Data extracted from a collection

-- begin --

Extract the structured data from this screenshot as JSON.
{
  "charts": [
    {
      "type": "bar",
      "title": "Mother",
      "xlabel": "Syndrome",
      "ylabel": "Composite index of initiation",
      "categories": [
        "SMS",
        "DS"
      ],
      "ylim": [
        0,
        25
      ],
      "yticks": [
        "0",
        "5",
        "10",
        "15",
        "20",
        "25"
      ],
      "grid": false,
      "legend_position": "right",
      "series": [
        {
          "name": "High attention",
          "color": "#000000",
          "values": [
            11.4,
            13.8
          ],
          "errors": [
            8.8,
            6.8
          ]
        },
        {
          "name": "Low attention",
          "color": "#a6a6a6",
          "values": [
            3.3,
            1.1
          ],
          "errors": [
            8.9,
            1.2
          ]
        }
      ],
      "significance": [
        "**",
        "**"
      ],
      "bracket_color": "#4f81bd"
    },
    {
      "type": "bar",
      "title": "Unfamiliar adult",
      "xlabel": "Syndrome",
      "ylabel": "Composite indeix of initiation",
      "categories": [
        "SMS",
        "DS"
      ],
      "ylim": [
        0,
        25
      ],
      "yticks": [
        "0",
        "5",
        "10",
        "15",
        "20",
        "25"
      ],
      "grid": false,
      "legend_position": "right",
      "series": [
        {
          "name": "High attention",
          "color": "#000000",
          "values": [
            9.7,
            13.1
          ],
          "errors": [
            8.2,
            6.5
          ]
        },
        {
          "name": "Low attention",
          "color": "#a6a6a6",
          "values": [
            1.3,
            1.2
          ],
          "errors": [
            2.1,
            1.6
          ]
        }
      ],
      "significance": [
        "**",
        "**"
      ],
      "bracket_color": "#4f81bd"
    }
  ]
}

-- end --

INSTRUCTIONS TO FOLLOW:
From the listing above, extract all records word for word.

EXERCISE RESPONSE:
Extract the structured data from this screenshot as JSON.
{
  "charts": [
    {
      "type": "bar",
      "title": "Mother",
      "xlabel": "Syndrome",
      "ylabel": "Composite index of initiation",
      "categories": [
        "SMS",
        "DS"
      ],
      "ylim": [
        0,
        25
      ],
      "yticks": [
        "0",
        "5",
        "10",
        "15",
        "20",
        "25"
      ],
      "grid": false,
      "legend_position": "right",
      "series": [
        {
          "name": "High attention",
          "color": "#000000",
          "values": [
            11.4,
            13.8
          ],
          "errors": [
            8.8,
            6.8
          ]
        },
        {
          "name": "Low attention",
          "color": "#a6a6a6",
          "values": [
            3.3,
            1.1
          ],
          "errors": [
            8.9,
            1.2
          ]
        }
      ],
      "significance": [
        "**",
        "**"
      ],
      "bracket_color": "#4f81bd"
    },
    {
      "type": "bar",
      "title": "Unfamiliar adult",
      "xlabel": "Syndrome",
      "ylabel": "Composite indeix of initiation",
      "categories": [
        "SMS",
        "DS"
      ],
      "ylim": [
        0,
        25
      ],
      "yticks": [
        "0",
        "5",
        "10",
        "15",
        "20",
        "25"
      ],
      "grid": false,
      "legend_position": "right",
      "series": [
        {
          "name": "High attention",
          "color": "#000000",
          "values": [
            9.7,
            13.1
          ],
          "errors": [
            8.2,
            6.5
          ]
        },
        {
          "name": "Low attention",
          "color": "#a6a6a6",
          "values": [
            1.3,
            1.2
          ],
          "errors": [
            2.1,
            1.6
          ]
        }
      ],
      "significance": [
        "**",
        "**"
      ],
      "bracket_color": "#4f81bd"
    }
  ]
}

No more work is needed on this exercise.